_Set task_
Lines containing the word "this" are to be located and copied.

_Listed records_

⟨

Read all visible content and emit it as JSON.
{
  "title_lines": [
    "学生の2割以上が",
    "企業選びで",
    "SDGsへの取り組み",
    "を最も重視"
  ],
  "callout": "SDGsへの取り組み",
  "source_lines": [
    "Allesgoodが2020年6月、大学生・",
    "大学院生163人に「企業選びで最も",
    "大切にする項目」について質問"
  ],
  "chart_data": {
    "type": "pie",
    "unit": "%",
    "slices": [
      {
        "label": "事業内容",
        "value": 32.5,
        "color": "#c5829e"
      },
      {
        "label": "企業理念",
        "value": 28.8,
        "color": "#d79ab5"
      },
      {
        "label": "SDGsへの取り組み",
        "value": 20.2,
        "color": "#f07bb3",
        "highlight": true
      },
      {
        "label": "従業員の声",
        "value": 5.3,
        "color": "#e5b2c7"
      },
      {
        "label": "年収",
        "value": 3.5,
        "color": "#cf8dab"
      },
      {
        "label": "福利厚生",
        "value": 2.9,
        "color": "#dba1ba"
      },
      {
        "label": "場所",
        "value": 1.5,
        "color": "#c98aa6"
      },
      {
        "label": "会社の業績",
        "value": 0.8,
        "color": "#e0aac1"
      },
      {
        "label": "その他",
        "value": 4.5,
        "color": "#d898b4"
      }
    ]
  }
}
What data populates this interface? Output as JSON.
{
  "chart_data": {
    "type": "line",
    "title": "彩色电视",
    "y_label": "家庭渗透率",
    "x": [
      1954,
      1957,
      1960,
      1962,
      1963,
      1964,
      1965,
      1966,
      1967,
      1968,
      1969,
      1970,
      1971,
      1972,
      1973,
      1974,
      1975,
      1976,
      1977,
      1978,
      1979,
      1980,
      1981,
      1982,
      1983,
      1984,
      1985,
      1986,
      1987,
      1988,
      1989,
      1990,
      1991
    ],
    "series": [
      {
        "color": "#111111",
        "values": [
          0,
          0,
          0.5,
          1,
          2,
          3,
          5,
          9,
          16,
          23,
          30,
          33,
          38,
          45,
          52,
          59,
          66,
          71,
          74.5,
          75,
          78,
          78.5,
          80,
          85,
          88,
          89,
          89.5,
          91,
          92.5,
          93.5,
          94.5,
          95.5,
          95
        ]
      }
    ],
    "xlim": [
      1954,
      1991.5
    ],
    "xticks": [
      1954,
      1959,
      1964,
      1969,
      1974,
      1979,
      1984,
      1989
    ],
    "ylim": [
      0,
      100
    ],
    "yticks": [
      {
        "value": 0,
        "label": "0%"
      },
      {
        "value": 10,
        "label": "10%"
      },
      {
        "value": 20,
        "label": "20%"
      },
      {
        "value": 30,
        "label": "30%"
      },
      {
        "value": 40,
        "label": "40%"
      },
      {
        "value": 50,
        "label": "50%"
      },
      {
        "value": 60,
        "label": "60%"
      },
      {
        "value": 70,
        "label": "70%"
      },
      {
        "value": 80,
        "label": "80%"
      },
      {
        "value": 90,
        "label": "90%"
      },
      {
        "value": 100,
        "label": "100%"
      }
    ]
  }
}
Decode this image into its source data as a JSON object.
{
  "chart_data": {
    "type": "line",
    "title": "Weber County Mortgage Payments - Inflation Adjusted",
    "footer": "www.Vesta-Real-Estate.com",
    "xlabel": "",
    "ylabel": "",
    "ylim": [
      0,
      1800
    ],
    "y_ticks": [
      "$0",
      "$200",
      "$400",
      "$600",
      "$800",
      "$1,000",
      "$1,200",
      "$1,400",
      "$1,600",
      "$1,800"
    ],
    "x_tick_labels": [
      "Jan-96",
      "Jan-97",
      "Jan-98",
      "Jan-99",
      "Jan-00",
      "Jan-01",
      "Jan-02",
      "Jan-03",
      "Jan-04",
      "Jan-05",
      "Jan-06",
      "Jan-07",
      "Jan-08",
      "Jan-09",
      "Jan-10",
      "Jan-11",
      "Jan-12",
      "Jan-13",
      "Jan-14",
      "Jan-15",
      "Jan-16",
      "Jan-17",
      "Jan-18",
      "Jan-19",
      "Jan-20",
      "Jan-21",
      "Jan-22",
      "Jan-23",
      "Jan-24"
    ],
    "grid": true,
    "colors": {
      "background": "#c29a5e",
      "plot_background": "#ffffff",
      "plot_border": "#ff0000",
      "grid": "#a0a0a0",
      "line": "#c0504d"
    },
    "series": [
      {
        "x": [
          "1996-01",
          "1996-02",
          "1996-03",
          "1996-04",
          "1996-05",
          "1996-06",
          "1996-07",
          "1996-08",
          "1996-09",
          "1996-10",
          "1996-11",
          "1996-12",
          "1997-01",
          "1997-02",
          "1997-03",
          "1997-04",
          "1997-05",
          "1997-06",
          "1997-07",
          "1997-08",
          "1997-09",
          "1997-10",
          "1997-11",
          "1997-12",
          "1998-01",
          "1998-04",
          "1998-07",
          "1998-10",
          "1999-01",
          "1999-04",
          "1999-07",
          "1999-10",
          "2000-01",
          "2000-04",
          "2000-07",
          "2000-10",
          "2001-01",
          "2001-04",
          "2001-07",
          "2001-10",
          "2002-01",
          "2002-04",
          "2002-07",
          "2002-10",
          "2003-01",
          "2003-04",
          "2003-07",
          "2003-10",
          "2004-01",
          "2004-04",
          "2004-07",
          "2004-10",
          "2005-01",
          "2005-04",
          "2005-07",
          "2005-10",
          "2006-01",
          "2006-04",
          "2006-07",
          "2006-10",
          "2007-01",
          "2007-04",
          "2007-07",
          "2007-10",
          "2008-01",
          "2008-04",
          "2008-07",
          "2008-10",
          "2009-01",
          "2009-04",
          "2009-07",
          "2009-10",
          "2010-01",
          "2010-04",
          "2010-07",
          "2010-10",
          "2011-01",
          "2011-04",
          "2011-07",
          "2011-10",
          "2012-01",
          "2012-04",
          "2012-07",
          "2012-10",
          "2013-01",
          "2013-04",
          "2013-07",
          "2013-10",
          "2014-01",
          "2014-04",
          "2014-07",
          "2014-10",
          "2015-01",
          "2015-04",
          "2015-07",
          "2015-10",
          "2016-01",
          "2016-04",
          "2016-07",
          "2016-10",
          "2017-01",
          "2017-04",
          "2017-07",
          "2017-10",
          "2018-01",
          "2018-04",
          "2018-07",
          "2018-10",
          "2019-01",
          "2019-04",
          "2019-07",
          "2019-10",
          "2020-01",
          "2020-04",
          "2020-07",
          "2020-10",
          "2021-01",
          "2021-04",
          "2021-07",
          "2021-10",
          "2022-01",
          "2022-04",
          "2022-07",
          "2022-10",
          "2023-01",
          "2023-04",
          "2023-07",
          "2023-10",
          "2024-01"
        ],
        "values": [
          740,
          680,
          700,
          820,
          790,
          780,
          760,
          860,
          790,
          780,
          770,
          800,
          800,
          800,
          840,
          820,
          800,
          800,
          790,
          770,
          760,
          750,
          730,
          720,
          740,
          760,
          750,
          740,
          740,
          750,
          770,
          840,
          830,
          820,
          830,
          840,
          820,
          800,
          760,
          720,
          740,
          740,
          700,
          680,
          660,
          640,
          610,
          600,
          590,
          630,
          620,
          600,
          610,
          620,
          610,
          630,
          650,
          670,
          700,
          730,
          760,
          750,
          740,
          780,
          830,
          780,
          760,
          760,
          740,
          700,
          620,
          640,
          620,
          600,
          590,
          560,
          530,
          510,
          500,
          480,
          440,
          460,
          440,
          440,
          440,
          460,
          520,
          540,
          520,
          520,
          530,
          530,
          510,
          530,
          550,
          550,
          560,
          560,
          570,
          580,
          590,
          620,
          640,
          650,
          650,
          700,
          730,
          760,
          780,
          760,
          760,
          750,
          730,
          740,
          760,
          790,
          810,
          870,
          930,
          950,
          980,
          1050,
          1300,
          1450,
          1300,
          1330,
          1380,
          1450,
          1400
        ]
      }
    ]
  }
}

⟩

_Answer_
What data populates this interface? Output as JSON.
Decode this image into its source data as a JSON object.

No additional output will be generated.